● **What needs to be done**
Every line in the listing is to be echoed verbatim.

● **Data in this exercise**
-----

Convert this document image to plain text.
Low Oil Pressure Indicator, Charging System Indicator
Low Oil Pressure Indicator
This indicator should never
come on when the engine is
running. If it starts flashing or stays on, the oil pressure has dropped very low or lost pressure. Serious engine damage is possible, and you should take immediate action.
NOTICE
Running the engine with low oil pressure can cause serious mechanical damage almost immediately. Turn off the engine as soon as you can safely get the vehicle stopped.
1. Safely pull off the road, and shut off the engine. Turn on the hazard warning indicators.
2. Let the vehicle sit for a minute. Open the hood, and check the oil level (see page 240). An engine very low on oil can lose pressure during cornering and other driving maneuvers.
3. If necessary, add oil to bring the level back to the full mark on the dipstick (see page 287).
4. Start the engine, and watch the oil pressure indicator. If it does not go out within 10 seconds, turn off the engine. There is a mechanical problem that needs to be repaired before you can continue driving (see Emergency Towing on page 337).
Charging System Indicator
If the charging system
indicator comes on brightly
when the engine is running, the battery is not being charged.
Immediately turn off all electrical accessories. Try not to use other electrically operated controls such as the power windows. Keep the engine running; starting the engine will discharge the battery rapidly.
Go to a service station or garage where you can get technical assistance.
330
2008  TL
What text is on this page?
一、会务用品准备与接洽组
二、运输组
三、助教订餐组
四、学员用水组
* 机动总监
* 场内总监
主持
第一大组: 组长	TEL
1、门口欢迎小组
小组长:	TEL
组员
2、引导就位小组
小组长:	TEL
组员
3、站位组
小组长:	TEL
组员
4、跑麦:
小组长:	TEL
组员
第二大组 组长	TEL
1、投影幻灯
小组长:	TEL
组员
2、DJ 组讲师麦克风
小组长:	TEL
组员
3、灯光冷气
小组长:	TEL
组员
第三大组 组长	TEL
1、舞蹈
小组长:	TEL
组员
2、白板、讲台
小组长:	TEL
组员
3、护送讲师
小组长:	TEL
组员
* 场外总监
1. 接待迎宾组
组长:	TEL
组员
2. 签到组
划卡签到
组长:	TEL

-----

● **Complete answer**
Convert this document image to plain text.
Low Oil Pressure Indicator, Charging System Indicator
Low Oil Pressure Indicator
This indicator should never
come on when the engine is
running. If it starts flashing or stays on, the oil pressure has dropped very low or lost pressure. Serious engine damage is possible, and you should take immediate action.
NOTICE
Running the engine with low oil pressure can cause serious mechanical damage almost immediately. Turn off the engine as soon as you can safely get the vehicle stopped.
1. Safely pull off the road, and shut off the engine. Turn on the hazard warning indicators.
2. Let the vehicle sit for a minute. Open the hood, and check the oil level (see page 240). An engine very low on oil can lose pressure during cornering and other driving maneuvers.
3. If necessary, add oil to bring the level back to the full mark on the dipstick (see page 287).
4. Start the engine, and watch the oil pressure indicator. If it does not go out within 10 seconds, turn off the engine. There is a mechanical problem that needs to be repaired before you can continue driving (see Emergency Towing on page 337).
Charging System Indicator
If the charging system
indicator comes on brightly
when the engine is running, the battery is not being charged.
Immediately turn off all electrical accessories. Try not to use other electrically operated controls such as the power windows. Keep the engine running; starting the engine will discharge the battery rapidly.
Go to a service station or garage where you can get technical assistance.
330
2008  TL
What text is on this page?
一、会务用品准备与接洽组
二、运输组
三、助教订餐组
四、学员用水组
* 机动总监
* 场内总监
主持
第一大组: 组长	TEL
1、门口欢迎小组
小组长:	TEL
组员
2、引导就位小组
小组长:	TEL
组员
3、站位组
小组长:	TEL
组员
4、跑麦:
小组长:	TEL
组员
第二大组 组长	TEL
1、投影幻灯
小组长:	TEL
组员
2、DJ 组讲师麦克风
小组长:	TEL
组员
3、灯光冷气
小组长:	TEL
组员
第三大组 组长	TEL
1、舞蹈
小组长:	TEL
组员
2、白板、讲台
小组长:	TEL
组员
3、护送讲师
小组长:	TEL
组员
* 场外总监
1. 接待迎宾组
组长:	TEL
组员
2. 签到组
划卡签到
组长:	TEL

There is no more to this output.